> **Work instructions**
Can all of these lines be returned exactly?
— Start Given information —
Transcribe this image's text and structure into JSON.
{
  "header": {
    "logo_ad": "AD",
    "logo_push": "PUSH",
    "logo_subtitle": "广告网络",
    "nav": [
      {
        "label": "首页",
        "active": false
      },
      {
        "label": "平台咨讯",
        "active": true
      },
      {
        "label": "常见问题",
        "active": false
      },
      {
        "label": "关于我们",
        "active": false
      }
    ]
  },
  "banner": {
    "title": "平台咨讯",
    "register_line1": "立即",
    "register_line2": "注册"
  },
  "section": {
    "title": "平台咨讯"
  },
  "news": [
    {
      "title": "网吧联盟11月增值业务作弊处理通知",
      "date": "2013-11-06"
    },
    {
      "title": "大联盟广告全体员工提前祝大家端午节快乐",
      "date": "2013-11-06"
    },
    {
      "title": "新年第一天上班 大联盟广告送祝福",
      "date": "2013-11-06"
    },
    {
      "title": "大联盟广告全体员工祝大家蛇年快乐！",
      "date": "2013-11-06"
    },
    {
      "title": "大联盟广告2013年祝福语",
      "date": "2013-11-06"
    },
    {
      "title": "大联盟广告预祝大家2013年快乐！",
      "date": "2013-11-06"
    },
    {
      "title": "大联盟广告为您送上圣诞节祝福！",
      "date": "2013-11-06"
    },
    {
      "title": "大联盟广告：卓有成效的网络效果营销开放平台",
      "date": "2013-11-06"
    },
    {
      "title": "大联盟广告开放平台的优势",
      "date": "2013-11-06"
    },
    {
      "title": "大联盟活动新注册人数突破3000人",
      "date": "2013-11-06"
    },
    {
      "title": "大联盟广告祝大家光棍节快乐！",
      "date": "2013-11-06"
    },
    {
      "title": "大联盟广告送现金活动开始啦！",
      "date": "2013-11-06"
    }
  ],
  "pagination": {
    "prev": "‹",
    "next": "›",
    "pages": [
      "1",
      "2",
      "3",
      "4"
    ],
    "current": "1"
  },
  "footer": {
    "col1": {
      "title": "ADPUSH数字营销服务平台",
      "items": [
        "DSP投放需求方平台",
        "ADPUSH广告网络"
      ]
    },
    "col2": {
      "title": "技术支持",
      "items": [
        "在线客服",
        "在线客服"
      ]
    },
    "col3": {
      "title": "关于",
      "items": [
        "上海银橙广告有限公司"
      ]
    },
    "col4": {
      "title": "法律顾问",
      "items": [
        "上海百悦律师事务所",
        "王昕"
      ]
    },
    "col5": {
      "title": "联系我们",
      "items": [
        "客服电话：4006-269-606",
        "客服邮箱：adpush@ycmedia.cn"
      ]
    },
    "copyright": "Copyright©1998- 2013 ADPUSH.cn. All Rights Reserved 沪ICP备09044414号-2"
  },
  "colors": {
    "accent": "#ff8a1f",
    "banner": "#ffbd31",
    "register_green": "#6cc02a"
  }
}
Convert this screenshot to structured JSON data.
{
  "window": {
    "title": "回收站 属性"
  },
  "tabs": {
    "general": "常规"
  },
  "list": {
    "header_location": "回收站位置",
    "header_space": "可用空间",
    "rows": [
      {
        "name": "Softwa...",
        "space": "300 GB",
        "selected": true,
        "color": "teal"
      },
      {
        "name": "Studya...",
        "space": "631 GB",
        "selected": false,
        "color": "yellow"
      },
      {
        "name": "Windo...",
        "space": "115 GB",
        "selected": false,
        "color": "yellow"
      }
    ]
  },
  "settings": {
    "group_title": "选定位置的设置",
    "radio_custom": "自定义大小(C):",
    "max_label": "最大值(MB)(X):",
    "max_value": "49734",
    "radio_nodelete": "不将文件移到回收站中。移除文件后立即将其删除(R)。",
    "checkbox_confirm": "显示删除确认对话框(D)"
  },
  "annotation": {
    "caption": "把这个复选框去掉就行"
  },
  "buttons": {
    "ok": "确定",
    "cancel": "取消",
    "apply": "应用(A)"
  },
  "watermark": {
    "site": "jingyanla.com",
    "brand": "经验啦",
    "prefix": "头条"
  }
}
— End Given information —
> **Right answer**
Transcribe this image's text and structure into JSON.
{
  "header": {
    "logo_ad": "AD",
    "logo_push": "PUSH",
    "logo_subtitle": "广告网络",
    "nav": [
      {
        "label": "首页",
        "active": false
      },
      {
        "label": "平台咨讯",
        "active": true
      },
      {
        "label": "常见问题",
        "active": false
      },
      {
        "label": "关于我们",
        "active": false
      }
    ]
  },
  "banner": {
    "title": "平台咨讯",
    "register_line1": "立即",
    "register_line2": "注册"
  },
  "section": {
    "title": "平台咨讯"
  },
  "news": [
    {
      "title": "网吧联盟11月增值业务作弊处理通知",
      "date": "2013-11-06"
    },
    {
      "title": "大联盟广告全体员工提前祝大家端午节快乐",
      "date": "2013-11-06"
    },
    {
      "title": "新年第一天上班 大联盟广告送祝福",
      "date": "2013-11-06"
    },
    {
      "title": "大联盟广告全体员工祝大家蛇年快乐！",
      "date": "2013-11-06"
    },
    {
      "title": "大联盟广告2013年祝福语",
      "date": "2013-11-06"
    },
    {
      "title": "大联盟广告预祝大家2013年快乐！",
      "date": "2013-11-06"
    },
    {
      "title": "大联盟广告为您送上圣诞节祝福！",
      "date": "2013-11-06"
    },
    {
      "title": "大联盟广告：卓有成效的网络效果营销开放平台",
      "date": "2013-11-06"
    },
    {
      "title": "大联盟广告开放平台的优势",
      "date": "2013-11-06"
    },
    {
      "title": "大联盟活动新注册人数突破3000人",
      "date": "2013-11-06"
    },
    {
      "title": "大联盟广告祝大家光棍节快乐！",
      "date": "2013-11-06"
    },
    {
      "title": "大联盟广告送现金活动开始啦！",
      "date": "2013-11-06"
    }
  ],
  "pagination": {
    "prev": "‹",
    "next": "›",
    "pages": [
      "1",
      "2",
      "3",
      "4"
    ],
    "current": "1"
  },
  "footer": {
    "col1": {
      "title": "ADPUSH数字营销服务平台",
      "items": [
        "DSP投放需求方平台",
        "ADPUSH广告网络"
      ]
    },
    "col2": {
      "title": "技术支持",
      "items": [
        "在线客服",
        "在线客服"
      ]
    },
    "col3": {
      "title": "关于",
      "items": [
        "上海银橙广告有限公司"
      ]
    },
    "col4": {
      "title": "法律顾问",
      "items": [
        "上海百悦律师事务所",
        "王昕"
      ]
    },
    "col5": {
      "title": "联系我们",
      "items": [
        "客服电话：4006-269-606",
        "客服邮箱：adpush@ycmedia.cn"
      ]
    },
    "copyright": "Copyright©1998- 2013 ADPUSH.cn. All Rights Reserved 沪ICP备09044414号-2"
  },
  "colors": {
    "accent": "#ff8a1f",
    "banner": "#ffbd31",
    "register_green": "#6cc02a"
  }
}
Convert this screenshot to structured JSON data.
{
  "window": {
    "title": "回收站 属性"
  },
  "tabs": {
    "general": "常规"
  },
  "list": {
    "header_location": "回收站位置",
    "header_space": "可用空间",
    "rows": [
      {
        "name": "Softwa...",
        "space": "300 GB",
        "selected": true,
        "color": "teal"
      },
      {
        "name": "Studya...",
        "space": "631 GB",
        "selected": false,
        "color": "yellow"
      },
      {
        "name": "Windo...",
        "space": "115 GB",
        "selected": false,
        "color": "yellow"
      }
    ]
  },
  "settings": {
    "group_title": "选定位置的设置",
    "radio_custom": "自定义大小(C):",
    "max_label": "最大值(MB)(X):",
    "max_value": "49734",
    "radio_nodelete": "不将文件移到回收站中。移除文件后立即将其删除(R)。",
    "checkbox_confirm": "显示删除确认对话框(D)"
  },
  "annotation": {
    "caption": "把这个复选框去掉就行"
  },
  "buttons": {
    "ok": "确定",
    "cancel": "取消",
    "apply": "应用(A)"
  },
  "watermark": {
    "site": "jingyanla.com",
    "brand": "经验啦",
    "prefix": "头条"
  }
}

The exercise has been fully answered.